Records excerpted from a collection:
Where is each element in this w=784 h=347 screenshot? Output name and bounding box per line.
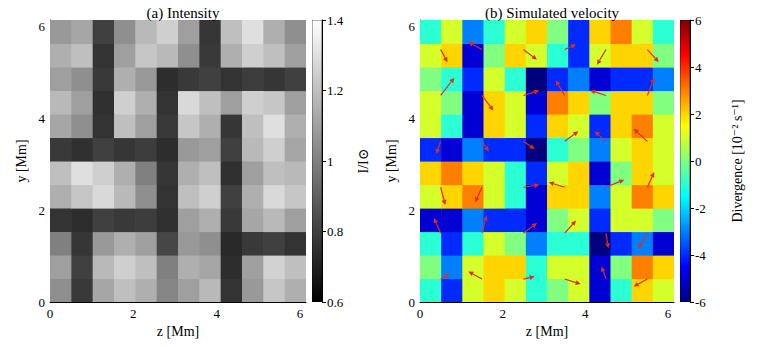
svg-text:2: 2: [130, 306, 137, 321]
svg-text:Divergence [10⁻² s⁻¹]: Divergence [10⁻² s⁻¹]: [730, 99, 745, 222]
svg-text:0: 0: [417, 306, 424, 321]
svg-text:I/I⊙: I/I⊙: [356, 149, 371, 174]
svg-text:6: 6: [665, 306, 672, 321]
svg-text:0.6: 0.6: [327, 295, 344, 310]
svg-text:y [Mm]: y [Mm]: [14, 139, 29, 182]
svg-text:4: 4: [39, 111, 46, 126]
svg-text:4: 4: [213, 306, 220, 321]
svg-text:0: 0: [39, 295, 46, 310]
svg-text:0.8: 0.8: [327, 224, 343, 239]
svg-text:1.2: 1.2: [327, 83, 343, 98]
svg-text:-4: -4: [695, 248, 706, 263]
svg-text:2: 2: [695, 107, 702, 122]
svg-text:(b) Simulated velocity: (b) Simulated velocity: [485, 5, 620, 22]
svg-text:y [Mm]: y [Mm]: [384, 139, 399, 182]
svg-text:z [Mm]: z [Mm]: [526, 324, 568, 339]
svg-text:2: 2: [499, 306, 506, 321]
svg-text:6: 6: [695, 13, 702, 28]
svg-text:2: 2: [409, 203, 416, 218]
svg-text:1: 1: [327, 154, 334, 169]
svg-text:4: 4: [695, 60, 702, 75]
svg-text:0: 0: [47, 306, 54, 321]
svg-text:0: 0: [695, 154, 702, 169]
svg-text:4: 4: [582, 306, 589, 321]
svg-text:-2: -2: [695, 201, 706, 216]
svg-text:2: 2: [39, 203, 46, 218]
svg-text:6: 6: [39, 19, 46, 34]
svg-text:z [Mm]: z [Mm]: [157, 324, 199, 339]
svg-text:4: 4: [409, 111, 416, 126]
svg-text:-6: -6: [695, 295, 706, 310]
svg-text:6: 6: [297, 306, 304, 321]
svg-text:1.4: 1.4: [327, 13, 344, 28]
svg-text:6: 6: [409, 19, 416, 34]
svg-text:(a) Intensity: (a) Intensity: [147, 5, 220, 22]
svg-text:0: 0: [409, 295, 416, 310]
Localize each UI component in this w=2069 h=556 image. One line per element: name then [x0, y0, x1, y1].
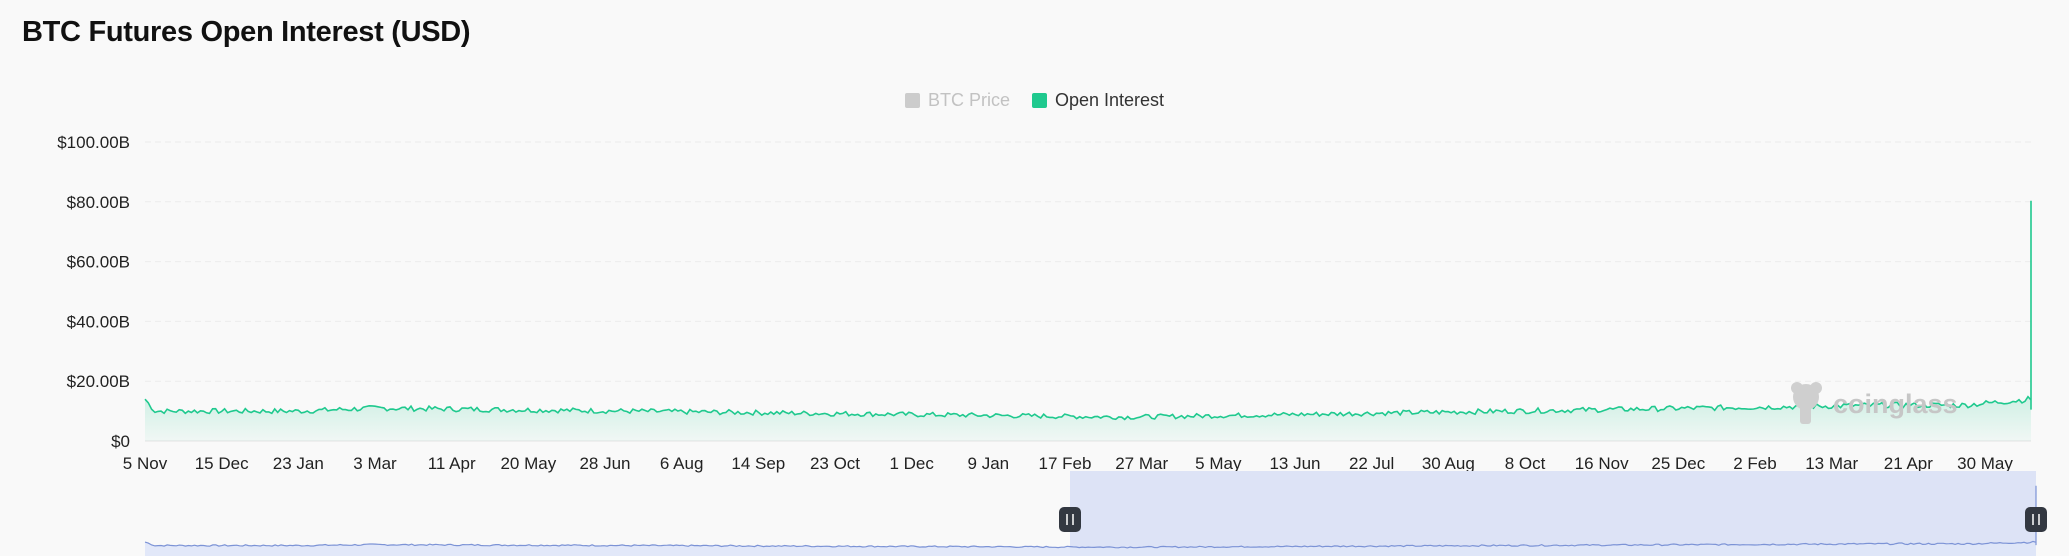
navigator[interactable]	[144, 471, 2047, 556]
x-tick-label: 25 Dec	[1651, 454, 1705, 473]
y-axis: $0 $20.00B $40.00B $60.00B $80.00B $100.00B	[57, 133, 130, 451]
x-tick-label: 30 Aug	[1422, 454, 1475, 473]
navigator-line	[144, 485, 2037, 549]
y-tick-label: $100.00B	[57, 133, 130, 152]
coinglass-logo-icon	[1791, 382, 1822, 424]
legend-swatch-btc-price	[904, 93, 920, 108]
x-tick-label: 27 Mar	[1115, 454, 1168, 473]
x-tick-label: 21 Apr	[1884, 454, 1933, 473]
x-tick-label: 11 Apr	[428, 454, 476, 473]
x-tick-label: 16 Nov	[1575, 454, 1629, 473]
x-tick-label: 17 Feb	[1039, 454, 1092, 473]
x-tick-label: 30 May	[1957, 454, 2013, 473]
y-tick-label: $40.00B	[67, 312, 130, 331]
legend-label-btc-price: BTC Price	[927, 90, 1010, 110]
grid-lines	[145, 141, 2031, 442]
watermark-text: coinglass	[1833, 389, 1958, 419]
x-tick-label: 15 Dec	[195, 454, 249, 473]
y-tick-label: $60.00B	[67, 253, 130, 272]
y-tick-label: $20.00B	[67, 372, 130, 391]
open-interest-series	[144, 200, 2032, 441]
x-axis: 5 Nov 15 Dec 23 Jan 3 Mar 11 Apr 20 May 28 Jun…	[123, 454, 2014, 473]
x-tick-label: 13 Jun	[1269, 454, 1320, 473]
x-tick-label: 5 Nov	[123, 454, 168, 473]
x-tick-label: 14 Sep	[731, 454, 785, 473]
x-tick-label: 5 May	[1195, 454, 1242, 473]
legend: BTC Price Open Interest	[0, 90, 2069, 111]
x-tick-label: 2 Feb	[1733, 454, 1776, 473]
x-tick-label: 13 Mar	[1805, 454, 1858, 473]
navigator-area	[145, 485, 2036, 556]
x-tick-label: 9 Jan	[968, 454, 1010, 473]
x-tick-label: 6 Aug	[660, 454, 704, 473]
y-tick-label: $0	[111, 432, 130, 451]
legend-label-open-interest: Open Interest	[1054, 90, 1165, 110]
legend-swatch-open-interest	[1031, 93, 1047, 108]
navigator-handle-left[interactable]	[1059, 507, 1081, 532]
navigator-selected-window[interactable]	[1070, 471, 2036, 556]
x-tick-label: 23 Oct	[810, 454, 860, 473]
x-tick-label: 28 Jun	[579, 454, 630, 473]
coinglass-watermark: coinglass	[1791, 382, 1958, 424]
x-tick-label: 8 Oct	[1505, 454, 1546, 473]
page-title: BTC Futures Open Interest (USD)	[22, 16, 471, 48]
x-tick-label: 23 Jan	[273, 454, 324, 473]
y-tick-label: $80.00B	[67, 193, 130, 212]
navigator-handle-right[interactable]	[2025, 507, 2047, 532]
x-tick-label: 3 Mar	[353, 454, 397, 473]
x-tick-label: 1 Dec	[889, 454, 934, 473]
x-tick-label: 22 Jul	[1349, 454, 1394, 473]
open-interest-area	[145, 200, 2031, 441]
legend-item-open-interest[interactable]: Open Interest	[1031, 90, 1165, 111]
open-interest-line	[144, 200, 2032, 421]
x-tick-label: 20 May	[500, 454, 556, 473]
legend-item-btc-price[interactable]: BTC Price	[904, 90, 1010, 111]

**WORK TO BE COMPLETED**
Output the lines above as a JSON list of strings, one string per line and blank lines omitted, from the line with "471, 2047, 556]" to the line with "200, 2032, 441]", both included.

**ANSWER TO THIS PROBLEM**
[
  "navigator[interactable]\t[144, 471, 2047, 556]",
  "x-tick-label: 25 Dec\t[1651, 454, 1705, 473]",
  "y-axis: $0 $20.00B $40.00B $60.00B $80.00B $100.00B\t[57, 133, 130, 451]",
  "x-tick-label: 30 Aug\t[1422, 454, 1475, 473]",
  "navigator-line\t[144, 485, 2037, 549]",
  "y-tick-label: $100.00B\t[57, 133, 130, 152]",
  "coinglass-logo-icon\t[1791, 382, 1822, 424]",
  "legend-swatch-btc-price\t[904, 93, 920, 108]",
  "x-tick-label: 27 Mar\t[1115, 454, 1168, 473]",
  "x-tick-label: 21 Apr\t[1884, 454, 1933, 473]",
  "x-tick-label: 11 Apr\t[428, 454, 476, 473]",
  "x-tick-label: 16 Nov\t[1575, 454, 1629, 473]",
  "x-tick-label: 17 Feb\t[1039, 454, 1092, 473]",
  "x-tick-label: 30 May\t[1957, 454, 2013, 473]",
  "y-tick-label: $40.00B\t[67, 312, 130, 331]",
  "legend-label-btc-price: BTC Price\t[927, 90, 1010, 110]",
  "grid-lines\t[145, 141, 2031, 442]",
  "watermark-text: coinglass\t[1833, 389, 1958, 419]",
  "x-tick-label: 15 Dec\t[195, 454, 249, 473]",
  "y-tick-label: $60.00B\t[67, 253, 130, 272]",
  "y-tick-label: $20.00B\t[67, 372, 130, 391]",
  "open-interest-series\t[144, 200, 2032, 441]"
]